YOUR GOAL: Repeat each record below exactly as given.

DATA:
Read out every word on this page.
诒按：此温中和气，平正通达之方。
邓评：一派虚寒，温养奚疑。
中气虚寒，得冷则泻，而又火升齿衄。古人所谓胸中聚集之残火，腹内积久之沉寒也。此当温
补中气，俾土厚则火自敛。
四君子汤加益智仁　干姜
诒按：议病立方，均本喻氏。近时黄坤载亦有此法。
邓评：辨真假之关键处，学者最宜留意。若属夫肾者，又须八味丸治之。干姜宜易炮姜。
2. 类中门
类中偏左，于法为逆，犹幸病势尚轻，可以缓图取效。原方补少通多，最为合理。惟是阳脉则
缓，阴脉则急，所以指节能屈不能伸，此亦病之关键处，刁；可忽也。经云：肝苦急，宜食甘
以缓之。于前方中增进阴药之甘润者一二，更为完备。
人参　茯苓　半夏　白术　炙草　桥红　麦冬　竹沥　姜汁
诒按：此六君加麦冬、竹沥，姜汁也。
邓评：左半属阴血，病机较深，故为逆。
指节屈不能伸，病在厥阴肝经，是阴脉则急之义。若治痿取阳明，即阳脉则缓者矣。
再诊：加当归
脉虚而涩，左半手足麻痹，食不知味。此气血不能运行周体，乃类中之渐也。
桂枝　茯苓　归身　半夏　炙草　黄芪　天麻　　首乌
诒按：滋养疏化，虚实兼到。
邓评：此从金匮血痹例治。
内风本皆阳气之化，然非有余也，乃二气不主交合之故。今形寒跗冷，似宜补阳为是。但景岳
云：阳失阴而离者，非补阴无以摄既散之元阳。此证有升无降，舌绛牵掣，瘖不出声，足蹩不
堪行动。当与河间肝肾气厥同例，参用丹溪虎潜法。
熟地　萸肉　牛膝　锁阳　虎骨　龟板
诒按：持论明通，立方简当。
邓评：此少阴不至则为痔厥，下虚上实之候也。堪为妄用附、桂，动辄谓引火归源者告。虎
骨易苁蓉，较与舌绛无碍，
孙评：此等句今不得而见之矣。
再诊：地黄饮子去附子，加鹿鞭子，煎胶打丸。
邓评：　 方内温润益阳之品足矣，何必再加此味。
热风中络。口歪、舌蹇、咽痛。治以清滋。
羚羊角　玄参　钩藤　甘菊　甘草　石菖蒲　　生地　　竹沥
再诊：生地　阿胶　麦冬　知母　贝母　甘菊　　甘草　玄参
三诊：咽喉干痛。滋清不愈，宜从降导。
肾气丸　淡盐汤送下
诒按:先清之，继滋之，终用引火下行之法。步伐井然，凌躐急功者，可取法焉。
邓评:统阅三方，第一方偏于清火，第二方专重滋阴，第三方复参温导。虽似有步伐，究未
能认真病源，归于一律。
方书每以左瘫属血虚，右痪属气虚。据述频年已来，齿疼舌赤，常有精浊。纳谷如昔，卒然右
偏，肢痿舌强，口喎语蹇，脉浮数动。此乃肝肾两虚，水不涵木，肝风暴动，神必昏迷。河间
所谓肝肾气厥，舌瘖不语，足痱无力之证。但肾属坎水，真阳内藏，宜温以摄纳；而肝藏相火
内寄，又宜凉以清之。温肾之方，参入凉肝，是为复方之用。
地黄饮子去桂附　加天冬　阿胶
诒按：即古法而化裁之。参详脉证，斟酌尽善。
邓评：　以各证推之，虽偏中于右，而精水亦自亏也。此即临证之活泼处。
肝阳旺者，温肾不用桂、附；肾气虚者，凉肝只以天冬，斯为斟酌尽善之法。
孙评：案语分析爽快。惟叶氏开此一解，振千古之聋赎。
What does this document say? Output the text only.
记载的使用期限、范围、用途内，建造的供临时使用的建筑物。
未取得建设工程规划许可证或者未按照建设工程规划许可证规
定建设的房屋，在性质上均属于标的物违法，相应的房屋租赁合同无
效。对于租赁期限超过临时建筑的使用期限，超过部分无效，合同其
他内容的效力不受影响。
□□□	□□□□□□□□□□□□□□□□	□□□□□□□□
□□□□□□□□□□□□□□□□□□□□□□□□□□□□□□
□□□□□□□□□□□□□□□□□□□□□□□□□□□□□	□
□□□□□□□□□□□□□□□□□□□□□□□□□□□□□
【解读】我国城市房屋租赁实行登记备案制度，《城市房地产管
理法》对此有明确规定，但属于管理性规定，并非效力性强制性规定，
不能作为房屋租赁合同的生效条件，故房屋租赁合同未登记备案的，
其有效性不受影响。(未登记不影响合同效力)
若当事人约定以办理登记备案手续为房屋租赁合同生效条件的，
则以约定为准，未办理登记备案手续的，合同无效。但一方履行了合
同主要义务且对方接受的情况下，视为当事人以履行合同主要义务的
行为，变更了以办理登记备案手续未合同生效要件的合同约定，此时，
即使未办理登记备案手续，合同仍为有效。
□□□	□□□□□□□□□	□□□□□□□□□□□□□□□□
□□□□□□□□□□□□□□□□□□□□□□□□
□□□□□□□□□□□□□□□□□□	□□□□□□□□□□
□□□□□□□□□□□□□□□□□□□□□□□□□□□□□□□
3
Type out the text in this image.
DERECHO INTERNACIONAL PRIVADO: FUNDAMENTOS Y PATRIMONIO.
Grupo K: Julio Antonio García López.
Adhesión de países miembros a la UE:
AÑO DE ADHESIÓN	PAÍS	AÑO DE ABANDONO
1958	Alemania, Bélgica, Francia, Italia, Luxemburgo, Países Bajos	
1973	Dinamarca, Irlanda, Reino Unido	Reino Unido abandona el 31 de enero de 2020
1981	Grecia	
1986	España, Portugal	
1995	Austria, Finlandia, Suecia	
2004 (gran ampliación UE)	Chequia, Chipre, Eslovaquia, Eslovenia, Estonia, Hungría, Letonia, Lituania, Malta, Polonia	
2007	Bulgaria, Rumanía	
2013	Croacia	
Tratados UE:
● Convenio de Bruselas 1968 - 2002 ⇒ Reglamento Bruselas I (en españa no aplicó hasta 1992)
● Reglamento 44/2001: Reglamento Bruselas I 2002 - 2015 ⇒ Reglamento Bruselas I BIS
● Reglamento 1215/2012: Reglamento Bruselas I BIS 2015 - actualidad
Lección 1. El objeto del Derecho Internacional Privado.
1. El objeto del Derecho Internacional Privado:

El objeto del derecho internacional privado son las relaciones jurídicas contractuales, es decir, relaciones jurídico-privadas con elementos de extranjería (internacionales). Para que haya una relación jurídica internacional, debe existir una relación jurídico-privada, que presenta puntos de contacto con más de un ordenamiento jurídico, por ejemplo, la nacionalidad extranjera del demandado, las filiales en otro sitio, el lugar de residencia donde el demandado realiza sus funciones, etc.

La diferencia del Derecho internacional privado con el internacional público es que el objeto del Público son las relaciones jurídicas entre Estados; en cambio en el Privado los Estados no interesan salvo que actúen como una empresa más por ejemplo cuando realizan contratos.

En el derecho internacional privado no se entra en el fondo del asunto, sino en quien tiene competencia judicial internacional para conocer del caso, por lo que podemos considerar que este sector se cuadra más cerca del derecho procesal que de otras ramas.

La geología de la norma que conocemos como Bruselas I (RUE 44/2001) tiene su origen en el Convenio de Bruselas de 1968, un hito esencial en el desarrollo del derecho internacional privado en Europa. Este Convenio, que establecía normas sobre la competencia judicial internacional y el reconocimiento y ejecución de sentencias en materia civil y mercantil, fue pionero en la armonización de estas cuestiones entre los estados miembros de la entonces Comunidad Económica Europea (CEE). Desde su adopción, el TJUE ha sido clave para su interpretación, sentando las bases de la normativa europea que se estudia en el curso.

FINISHED TASK:
Read out every word on this page.
诒按：此温中和气，平正通达之方。
邓评：一派虚寒，温养奚疑。
中气虚寒，得冷则泻，而又火升齿衄。古人所谓胸中聚集之残火，腹内积久之沉寒也。此当温
补中气，俾土厚则火自敛。
四君子汤加益智仁　干姜
诒按：议病立方，均本喻氏。近时黄坤载亦有此法。
邓评：辨真假之关键处，学者最宜留意。若属夫肾者，又须八味丸治之。干姜宜易炮姜。
2. 类中门
类中偏左，于法为逆，犹幸病势尚轻，可以缓图取效。原方补少通多，最为合理。惟是阳脉则
缓，阴脉则急，所以指节能屈不能伸，此亦病之关键处，刁；可忽也。经云：肝苦急，宜食甘
以缓之。于前方中增进阴药之甘润者一二，更为完备。
人参　茯苓　半夏　白术　炙草　桥红　麦冬　竹沥　姜汁
诒按：此六君加麦冬、竹沥，姜汁也。
邓评：左半属阴血，病机较深，故为逆。
指节屈不能伸，病在厥阴肝经，是阴脉则急之义。若治痿取阳明，即阳脉则缓者矣。
再诊：加当归
脉虚而涩，左半手足麻痹，食不知味。此气血不能运行周体，乃类中之渐也。
桂枝　茯苓　归身　半夏　炙草　黄芪　天麻　　首乌
诒按：滋养疏化，虚实兼到。
邓评：此从金匮血痹例治。
内风本皆阳气之化，然非有余也，乃二气不主交合之故。今形寒跗冷，似宜补阳为是。但景岳
云：阳失阴而离者，非补阴无以摄既散之元阳。此证有升无降，舌绛牵掣，瘖不出声，足蹩不
堪行动。当与河间肝肾气厥同例，参用丹溪虎潜法。
熟地　萸肉　牛膝　锁阳　虎骨　龟板
诒按：持论明通，立方简当。
邓评：此少阴不至则为痔厥，下虚上实之候也。堪为妄用附、桂，动辄谓引火归源者告。虎
骨易苁蓉，较与舌绛无碍，
孙评：此等句今不得而见之矣。
再诊：地黄饮子去附子，加鹿鞭子，煎胶打丸。
邓评：　 方内温润益阳之品足矣，何必再加此味。
热风中络。口歪、舌蹇、咽痛。治以清滋。
羚羊角　玄参　钩藤　甘菊　甘草　石菖蒲　　生地　　竹沥
再诊：生地　阿胶　麦冬　知母　贝母　甘菊　　甘草　玄参
三诊：咽喉干痛。滋清不愈，宜从降导。
肾气丸　淡盐汤送下
诒按:先清之，继滋之，终用引火下行之法。步伐井然，凌躐急功者，可取法焉。
邓评:统阅三方，第一方偏于清火，第二方专重滋阴，第三方复参温导。虽似有步伐，究未
能认真病源，归于一律。
方书每以左瘫属血虚，右痪属气虚。据述频年已来，齿疼舌赤，常有精浊。纳谷如昔，卒然右
偏，肢痿舌强，口喎语蹇，脉浮数动。此乃肝肾两虚，水不涵木，肝风暴动，神必昏迷。河间
所谓肝肾气厥，舌瘖不语，足痱无力之证。但肾属坎水，真阳内藏，宜温以摄纳；而肝藏相火
内寄，又宜凉以清之。温肾之方，参入凉肝，是为复方之用。
地黄饮子去桂附　加天冬　阿胶
诒按：即古法而化裁之。参详脉证，斟酌尽善。
邓评：　以各证推之，虽偏中于右，而精水亦自亏也。此即临证之活泼处。
肝阳旺者，温肾不用桂、附；肾气虚者，凉肝只以天冬，斯为斟酌尽善之法。
孙评：案语分析爽快。惟叶氏开此一解，振千古之聋赎。
What does this document say? Output the text only.
记载的使用期限、范围、用途内，建造的供临时使用的建筑物。
未取得建设工程规划许可证或者未按照建设工程规划许可证规
定建设的房屋，在性质上均属于标的物违法，相应的房屋租赁合同无
效。对于租赁期限超过临时建筑的使用期限，超过部分无效，合同其
他内容的效力不受影响。
□□□	□□□□□□□□□□□□□□□□	□□□□□□□□
□□□□□□□□□□□□□□□□□□□□□□□□□□□□□□
□□□□□□□□□□□□□□□□□□□□□□□□□□□□□	□
□□□□□□□□□□□□□□□□□□□□□□□□□□□□□
【解读】我国城市房屋租赁实行登记备案制度，《城市房地产管
理法》对此有明确规定，但属于管理性规定，并非效力性强制性规定，
不能作为房屋租赁合同的生效条件，故房屋租赁合同未登记备案的，
其有效性不受影响。(未登记不影响合同效力)
若当事人约定以办理登记备案手续为房屋租赁合同生效条件的，
则以约定为准，未办理登记备案手续的，合同无效。但一方履行了合
同主要义务且对方接受的情况下，视为当事人以履行合同主要义务的
行为，变更了以办理登记备案手续未合同生效要件的合同约定，此时，
即使未办理登记备案手续，合同仍为有效。
□□□	□□□□□□□□□	□□□□□□□□□□□□□□□□
□□□□□□□□□□□□□□□□□□□□□□□□
□□□□□□□□□□□□□□□□□□	□□□□□□□□□□
□□□□□□□□□□□□□□□□□□□□□□□□□□□□□□□
3
Type out the text in this image.
DERECHO INTERNACIONAL PRIVADO: FUNDAMENTOS Y PATRIMONIO.
Grupo K: Julio Antonio García López.
Adhesión de países miembros a la UE:
AÑO DE ADHESIÓN	PAÍS	AÑO DE ABANDONO
1958	Alemania, Bélgica, Francia, Italia, Luxemburgo, Países Bajos	
1973	Dinamarca, Irlanda, Reino Unido	Reino Unido abandona el 31 de enero de 2020
1981	Grecia	
1986	España, Portugal	
1995	Austria, Finlandia, Suecia	
2004 (gran ampliación UE)	Chequia, Chipre, Eslovaquia, Eslovenia, Estonia, Hungría, Letonia, Lituania, Malta, Polonia	
2007	Bulgaria, Rumanía	
2013	Croacia	
Tratados UE:
● Convenio de Bruselas 1968 - 2002 ⇒ Reglamento Bruselas I (en españa no aplicó hasta 1992)
● Reglamento 44/2001: Reglamento Bruselas I 2002 - 2015 ⇒ Reglamento Bruselas I BIS
● Reglamento 1215/2012: Reglamento Bruselas I BIS 2015 - actualidad
Lección 1. El objeto del Derecho Internacional Privado.
1. El objeto del Derecho Internacional Privado:

El objeto del derecho internacional privado son las relaciones jurídicas contractuales, es decir, relaciones jurídico-privadas con elementos de extranjería (internacionales). Para que haya una relación jurídica internacional, debe existir una relación jurídico-privada, que presenta puntos de contacto con más de un ordenamiento jurídico, por ejemplo, la nacionalidad extranjera del demandado, las filiales en otro sitio, el lugar de residencia donde el demandado realiza sus funciones, etc.

La diferencia del Derecho internacional privado con el internacional público es que el objeto del Público son las relaciones jurídicas entre Estados; en cambio en el Privado los Estados no interesan salvo que actúen como una empresa más por ejemplo cuando realizan contratos.

En el derecho internacional privado no se entra en el fondo del asunto, sino en quien tiene competencia judicial internacional para conocer del caso, por lo que podemos considerar que este sector se cuadra más cerca del derecho procesal que de otras ramas.

La geología de la norma que conocemos como Bruselas I (RUE 44/2001) tiene su origen en el Convenio de Bruselas de 1968, un hito esencial en el desarrollo del derecho internacional privado en Europa. Este Convenio, que establecía normas sobre la competencia judicial internacional y el reconocimiento y ejecución de sentencias en materia civil y mercantil, fue pionero en la armonización de estas cuestiones entre los estados miembros de la entonces Comunidad Económica Europea (CEE). Desde su adopción, el TJUE ha sido clave para su interpretación, sentando las bases de la normativa europea que se estudia en el curso.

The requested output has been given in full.